• WHAT NEEDS TO BE DONE:
Output an exact reproduction of the data.

-- PROVIDED INFORMATION start --

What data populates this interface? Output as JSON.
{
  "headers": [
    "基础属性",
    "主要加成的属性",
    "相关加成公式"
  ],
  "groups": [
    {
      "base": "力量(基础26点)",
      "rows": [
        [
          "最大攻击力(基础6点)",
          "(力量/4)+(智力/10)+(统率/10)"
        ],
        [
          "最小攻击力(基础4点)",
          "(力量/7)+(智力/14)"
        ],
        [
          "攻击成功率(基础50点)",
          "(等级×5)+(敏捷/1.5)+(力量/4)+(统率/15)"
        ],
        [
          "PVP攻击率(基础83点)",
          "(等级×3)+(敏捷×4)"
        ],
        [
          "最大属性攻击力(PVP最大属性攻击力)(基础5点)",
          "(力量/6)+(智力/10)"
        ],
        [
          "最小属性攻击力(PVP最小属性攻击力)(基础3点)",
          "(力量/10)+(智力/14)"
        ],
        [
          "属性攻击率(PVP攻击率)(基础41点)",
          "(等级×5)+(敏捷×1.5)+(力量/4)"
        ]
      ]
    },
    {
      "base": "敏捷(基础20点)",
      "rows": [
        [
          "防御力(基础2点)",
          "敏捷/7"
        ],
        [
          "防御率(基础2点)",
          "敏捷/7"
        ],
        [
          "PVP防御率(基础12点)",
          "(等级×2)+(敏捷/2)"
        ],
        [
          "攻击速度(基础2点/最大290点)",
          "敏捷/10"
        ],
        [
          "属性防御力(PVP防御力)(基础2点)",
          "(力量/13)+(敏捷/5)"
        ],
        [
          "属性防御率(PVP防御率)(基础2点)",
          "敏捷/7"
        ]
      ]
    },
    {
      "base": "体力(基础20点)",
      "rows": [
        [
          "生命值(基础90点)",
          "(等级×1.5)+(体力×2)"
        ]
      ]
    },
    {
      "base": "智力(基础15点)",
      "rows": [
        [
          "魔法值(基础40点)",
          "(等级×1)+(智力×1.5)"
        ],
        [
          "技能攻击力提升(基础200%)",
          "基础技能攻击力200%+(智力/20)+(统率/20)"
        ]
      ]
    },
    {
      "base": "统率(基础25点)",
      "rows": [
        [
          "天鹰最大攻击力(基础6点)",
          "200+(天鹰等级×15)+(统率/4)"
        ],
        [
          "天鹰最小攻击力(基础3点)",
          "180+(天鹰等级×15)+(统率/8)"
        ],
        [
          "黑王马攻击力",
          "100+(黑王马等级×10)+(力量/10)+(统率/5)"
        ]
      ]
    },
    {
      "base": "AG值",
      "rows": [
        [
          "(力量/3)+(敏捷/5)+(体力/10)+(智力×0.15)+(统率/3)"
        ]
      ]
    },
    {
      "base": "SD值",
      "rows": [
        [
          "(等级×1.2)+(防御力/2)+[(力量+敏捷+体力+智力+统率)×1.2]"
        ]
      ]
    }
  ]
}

-- PROVIDED INFORMATION end --

• WRITTEN RESPONSE:
What data populates this interface? Output as JSON.
{
  "headers": [
    "基础属性",
    "主要加成的属性",
    "相关加成公式"
  ],
  "groups": [
    {
      "base": "力量(基础26点)",
      "rows": [
        [
          "最大攻击力(基础6点)",
          "(力量/4)+(智力/10)+(统率/10)"
        ],
        [
          "最小攻击力(基础4点)",
          "(力量/7)+(智力/14)"
        ],
        [
          "攻击成功率(基础50点)",
          "(等级×5)+(敏捷/1.5)+(力量/4)+(统率/15)"
        ],
        [
          "PVP攻击率(基础83点)",
          "(等级×3)+(敏捷×4)"
        ],
        [
          "最大属性攻击力(PVP最大属性攻击力)(基础5点)",
          "(力量/6)+(智力/10)"
        ],
        [
          "最小属性攻击力(PVP最小属性攻击力)(基础3点)",
          "(力量/10)+(智力/14)"
        ],
        [
          "属性攻击率(PVP攻击率)(基础41点)",
          "(等级×5)+(敏捷×1.5)+(力量/4)"
        ]
      ]
    },
    {
      "base": "敏捷(基础20点)",
      "rows": [
        [
          "防御力(基础2点)",
          "敏捷/7"
        ],
        [
          "防御率(基础2点)",
          "敏捷/7"
        ],
        [
          "PVP防御率(基础12点)",
          "(等级×2)+(敏捷/2)"
        ],
        [
          "攻击速度(基础2点/最大290点)",
          "敏捷/10"
        ],
        [
          "属性防御力(PVP防御力)(基础2点)",
          "(力量/13)+(敏捷/5)"
        ],
        [
          "属性防御率(PVP防御率)(基础2点)",
          "敏捷/7"
        ]
      ]
    },
    {
      "base": "体力(基础20点)",
      "rows": [
        [
          "生命值(基础90点)",
          "(等级×1.5)+(体力×2)"
        ]
      ]
    },
    {
      "base": "智力(基础15点)",
      "rows": [
        [
          "魔法值(基础40点)",
          "(等级×1)+(智力×1.5)"
        ],
        [
          "技能攻击力提升(基础200%)",
          "基础技能攻击力200%+(智力/20)+(统率/20)"
        ]
      ]
    },
    {
      "base": "统率(基础25点)",
      "rows": [
        [
          "天鹰最大攻击力(基础6点)",
          "200+(天鹰等级×15)+(统率/4)"
        ],
        [
          "天鹰最小攻击力(基础3点)",
          "180+(天鹰等级×15)+(统率/8)"
        ],
        [
          "黑王马攻击力",
          "100+(黑王马等级×10)+(力量/10)+(统率/5)"
        ]
      ]
    },
    {
      "base": "AG值",
      "rows": [
        [
          "(力量/3)+(敏捷/5)+(体力/10)+(智力×0.15)+(统率/3)"
        ]
      ]
    },
    {
      "base": "SD值",
      "rows": [
        [
          "(等级×1.2)+(防御力/2)+[(力量+敏捷+体力+智力+统率)×1.2]"
        ]
      ]
    }
  ]
}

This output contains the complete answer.